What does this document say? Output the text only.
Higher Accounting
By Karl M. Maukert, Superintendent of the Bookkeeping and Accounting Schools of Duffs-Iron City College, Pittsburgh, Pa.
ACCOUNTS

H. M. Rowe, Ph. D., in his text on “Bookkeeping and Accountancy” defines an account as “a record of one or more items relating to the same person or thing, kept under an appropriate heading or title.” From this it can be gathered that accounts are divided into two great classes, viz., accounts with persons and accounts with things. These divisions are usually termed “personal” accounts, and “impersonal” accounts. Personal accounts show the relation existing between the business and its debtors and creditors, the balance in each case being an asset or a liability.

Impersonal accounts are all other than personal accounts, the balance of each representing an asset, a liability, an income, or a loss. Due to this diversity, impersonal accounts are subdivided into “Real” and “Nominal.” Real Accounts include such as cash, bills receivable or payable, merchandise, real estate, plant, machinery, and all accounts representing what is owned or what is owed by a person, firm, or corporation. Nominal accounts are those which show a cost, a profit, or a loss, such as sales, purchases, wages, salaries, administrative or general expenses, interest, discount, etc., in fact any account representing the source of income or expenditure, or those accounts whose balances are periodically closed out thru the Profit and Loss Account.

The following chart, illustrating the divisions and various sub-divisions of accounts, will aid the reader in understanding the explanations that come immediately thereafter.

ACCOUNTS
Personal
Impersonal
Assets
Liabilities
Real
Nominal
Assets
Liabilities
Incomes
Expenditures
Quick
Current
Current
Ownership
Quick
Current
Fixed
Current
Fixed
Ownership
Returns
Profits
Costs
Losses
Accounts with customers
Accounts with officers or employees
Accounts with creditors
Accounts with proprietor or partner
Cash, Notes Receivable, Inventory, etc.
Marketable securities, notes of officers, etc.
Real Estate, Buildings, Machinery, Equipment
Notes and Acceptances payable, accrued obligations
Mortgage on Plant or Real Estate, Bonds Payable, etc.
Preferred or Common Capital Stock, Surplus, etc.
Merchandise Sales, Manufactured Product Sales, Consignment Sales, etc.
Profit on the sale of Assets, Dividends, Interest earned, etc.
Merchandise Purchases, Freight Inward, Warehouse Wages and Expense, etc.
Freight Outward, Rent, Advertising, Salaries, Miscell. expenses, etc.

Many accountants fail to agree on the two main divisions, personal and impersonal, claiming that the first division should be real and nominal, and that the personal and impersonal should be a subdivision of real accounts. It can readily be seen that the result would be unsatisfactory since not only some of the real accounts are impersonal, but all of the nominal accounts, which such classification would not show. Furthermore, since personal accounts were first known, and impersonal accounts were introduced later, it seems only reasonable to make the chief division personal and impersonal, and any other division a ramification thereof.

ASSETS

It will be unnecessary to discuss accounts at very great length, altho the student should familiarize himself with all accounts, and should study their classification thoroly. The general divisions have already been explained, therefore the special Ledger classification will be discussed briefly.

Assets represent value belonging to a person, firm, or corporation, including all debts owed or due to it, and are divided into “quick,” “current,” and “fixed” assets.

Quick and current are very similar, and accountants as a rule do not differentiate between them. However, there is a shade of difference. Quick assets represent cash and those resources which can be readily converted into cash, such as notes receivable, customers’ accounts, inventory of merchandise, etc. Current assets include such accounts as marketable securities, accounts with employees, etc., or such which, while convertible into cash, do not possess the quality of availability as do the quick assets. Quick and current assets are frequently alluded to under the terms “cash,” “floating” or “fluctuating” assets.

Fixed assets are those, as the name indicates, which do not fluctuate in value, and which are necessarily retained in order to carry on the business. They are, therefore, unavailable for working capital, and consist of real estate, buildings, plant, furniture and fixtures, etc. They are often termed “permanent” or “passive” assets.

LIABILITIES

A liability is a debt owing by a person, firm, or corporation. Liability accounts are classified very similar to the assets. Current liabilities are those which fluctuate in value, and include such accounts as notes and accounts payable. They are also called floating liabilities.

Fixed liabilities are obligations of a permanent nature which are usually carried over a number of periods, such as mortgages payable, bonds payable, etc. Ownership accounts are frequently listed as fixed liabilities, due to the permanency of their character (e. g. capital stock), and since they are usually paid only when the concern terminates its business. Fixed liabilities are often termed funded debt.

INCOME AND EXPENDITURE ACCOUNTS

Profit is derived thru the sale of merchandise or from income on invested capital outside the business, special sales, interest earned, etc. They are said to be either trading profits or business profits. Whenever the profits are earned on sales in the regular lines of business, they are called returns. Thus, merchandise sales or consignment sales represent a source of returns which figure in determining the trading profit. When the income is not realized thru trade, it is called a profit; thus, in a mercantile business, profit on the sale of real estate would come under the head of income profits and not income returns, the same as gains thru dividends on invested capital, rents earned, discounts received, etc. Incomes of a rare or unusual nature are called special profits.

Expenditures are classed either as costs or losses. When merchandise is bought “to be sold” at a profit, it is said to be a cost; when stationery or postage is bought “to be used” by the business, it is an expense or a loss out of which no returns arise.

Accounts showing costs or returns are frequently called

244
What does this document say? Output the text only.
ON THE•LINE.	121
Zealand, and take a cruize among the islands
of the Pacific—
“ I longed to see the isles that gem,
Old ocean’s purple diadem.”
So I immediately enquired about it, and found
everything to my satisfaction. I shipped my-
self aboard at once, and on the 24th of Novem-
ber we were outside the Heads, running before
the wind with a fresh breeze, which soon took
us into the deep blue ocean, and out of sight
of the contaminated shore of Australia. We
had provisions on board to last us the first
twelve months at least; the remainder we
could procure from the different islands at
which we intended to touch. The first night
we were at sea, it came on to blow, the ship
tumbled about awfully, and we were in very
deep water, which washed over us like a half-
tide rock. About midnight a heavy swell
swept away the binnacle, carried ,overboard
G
┄┄┄┄┄┄┄┄┄┄┄┄┄┄┄┄┄┄┄┄
WRITTEN PROBLEM:
Word for word, write out all of the data above.

EXERCISE RESPONSE:
What does this document say? Output the text only.
Higher Accounting
By Karl M. Maukert, Superintendent of the Bookkeeping and Accounting Schools of Duffs-Iron City College, Pittsburgh, Pa.
ACCOUNTS

H. M. Rowe, Ph. D., in his text on “Bookkeeping and Accountancy” defines an account as “a record of one or more items relating to the same person or thing, kept under an appropriate heading or title.” From this it can be gathered that accounts are divided into two great classes, viz., accounts with persons and accounts with things. These divisions are usually termed “personal” accounts, and “impersonal” accounts. Personal accounts show the relation existing between the business and its debtors and creditors, the balance in each case being an asset or a liability.

Impersonal accounts are all other than personal accounts, the balance of each representing an asset, a liability, an income, or a loss. Due to this diversity, impersonal accounts are subdivided into “Real” and “Nominal.” Real Accounts include such as cash, bills receivable or payable, merchandise, real estate, plant, machinery, and all accounts representing what is owned or what is owed by a person, firm, or corporation. Nominal accounts are those which show a cost, a profit, or a loss, such as sales, purchases, wages, salaries, administrative or general expenses, interest, discount, etc., in fact any account representing the source of income or expenditure, or those accounts whose balances are periodically closed out thru the Profit and Loss Account.

The following chart, illustrating the divisions and various sub-divisions of accounts, will aid the reader in understanding the explanations that come immediately thereafter.

ACCOUNTS
Personal
Impersonal
Assets
Liabilities
Real
Nominal
Assets
Liabilities
Incomes
Expenditures
Quick
Current
Current
Ownership
Quick
Current
Fixed
Current
Fixed
Ownership
Returns
Profits
Costs
Losses
Accounts with customers
Accounts with officers or employees
Accounts with creditors
Accounts with proprietor or partner
Cash, Notes Receivable, Inventory, etc.
Marketable securities, notes of officers, etc.
Real Estate, Buildings, Machinery, Equipment
Notes and Acceptances payable, accrued obligations
Mortgage on Plant or Real Estate, Bonds Payable, etc.
Preferred or Common Capital Stock, Surplus, etc.
Merchandise Sales, Manufactured Product Sales, Consignment Sales, etc.
Profit on the sale of Assets, Dividends, Interest earned, etc.
Merchandise Purchases, Freight Inward, Warehouse Wages and Expense, etc.
Freight Outward, Rent, Advertising, Salaries, Miscell. expenses, etc.

Many accountants fail to agree on the two main divisions, personal and impersonal, claiming that the first division should be real and nominal, and that the personal and impersonal should be a subdivision of real accounts. It can readily be seen that the result would be unsatisfactory since not only some of the real accounts are impersonal, but all of the nominal accounts, which such classification would not show. Furthermore, since personal accounts were first known, and impersonal accounts were introduced later, it seems only reasonable to make the chief division personal and impersonal, and any other division a ramification thereof.

ASSETS

It will be unnecessary to discuss accounts at very great length, altho the student should familiarize himself with all accounts, and should study their classification thoroly. The general divisions have already been explained, therefore the special Ledger classification will be discussed briefly.

Assets represent value belonging to a person, firm, or corporation, including all debts owed or due to it, and are divided into “quick,” “current,” and “fixed” assets.

Quick and current are very similar, and accountants as a rule do not differentiate between them. However, there is a shade of difference. Quick assets represent cash and those resources which can be readily converted into cash, such as notes receivable, customers’ accounts, inventory of merchandise, etc. Current assets include such accounts as marketable securities, accounts with employees, etc., or such which, while convertible into cash, do not possess the quality of availability as do the quick assets. Quick and current assets are frequently alluded to under the terms “cash,” “floating” or “fluctuating” assets.

Fixed assets are those, as the name indicates, which do not fluctuate in value, and which are necessarily retained in order to carry on the business. They are, therefore, unavailable for working capital, and consist of real estate, buildings, plant, furniture and fixtures, etc. They are often termed “permanent” or “passive” assets.

LIABILITIES

A liability is a debt owing by a person, firm, or corporation. Liability accounts are classified very similar to the assets. Current liabilities are those which fluctuate in value, and include such accounts as notes and accounts payable. They are also called floating liabilities.

Fixed liabilities are obligations of a permanent nature which are usually carried over a number of periods, such as mortgages payable, bonds payable, etc. Ownership accounts are frequently listed as fixed liabilities, due to the permanency of their character (e. g. capital stock), and since they are usually paid only when the concern terminates its business. Fixed liabilities are often termed funded debt.

INCOME AND EXPENDITURE ACCOUNTS

Profit is derived thru the sale of merchandise or from income on invested capital outside the business, special sales, interest earned, etc. They are said to be either trading profits or business profits. Whenever the profits are earned on sales in the regular lines of business, they are called returns. Thus, merchandise sales or consignment sales represent a source of returns which figure in determining the trading profit. When the income is not realized thru trade, it is called a profit; thus, in a mercantile business, profit on the sale of real estate would come under the head of income profits and not income returns, the same as gains thru dividends on invested capital, rents earned, discounts received, etc. Incomes of a rare or unusual nature are called special profits.

Expenditures are classed either as costs or losses. When merchandise is bought “to be sold” at a profit, it is said to be a cost; when stationery or postage is bought “to be used” by the business, it is an expense or a loss out of which no returns arise.

Accounts showing costs or returns are frequently called

244
What does this document say? Output the text only.
ON THE•LINE.	121
Zealand, and take a cruize among the islands
of the Pacific—
“ I longed to see the isles that gem,
Old ocean’s purple diadem.”
So I immediately enquired about it, and found
everything to my satisfaction. I shipped my-
self aboard at once, and on the 24th of Novem-
ber we were outside the Heads, running before
the wind with a fresh breeze, which soon took
us into the deep blue ocean, and out of sight
of the contaminated shore of Australia. We
had provisions on board to last us the first
twelve months at least; the remainder we
could procure from the different islands at
which we intended to touch. The first night
we were at sea, it came on to blow, the ship
tumbled about awfully, and we were in very
deep water, which washed over us like a half-
tide rock. About midnight a heavy swell
swept away the binnacle, carried ,overboard
G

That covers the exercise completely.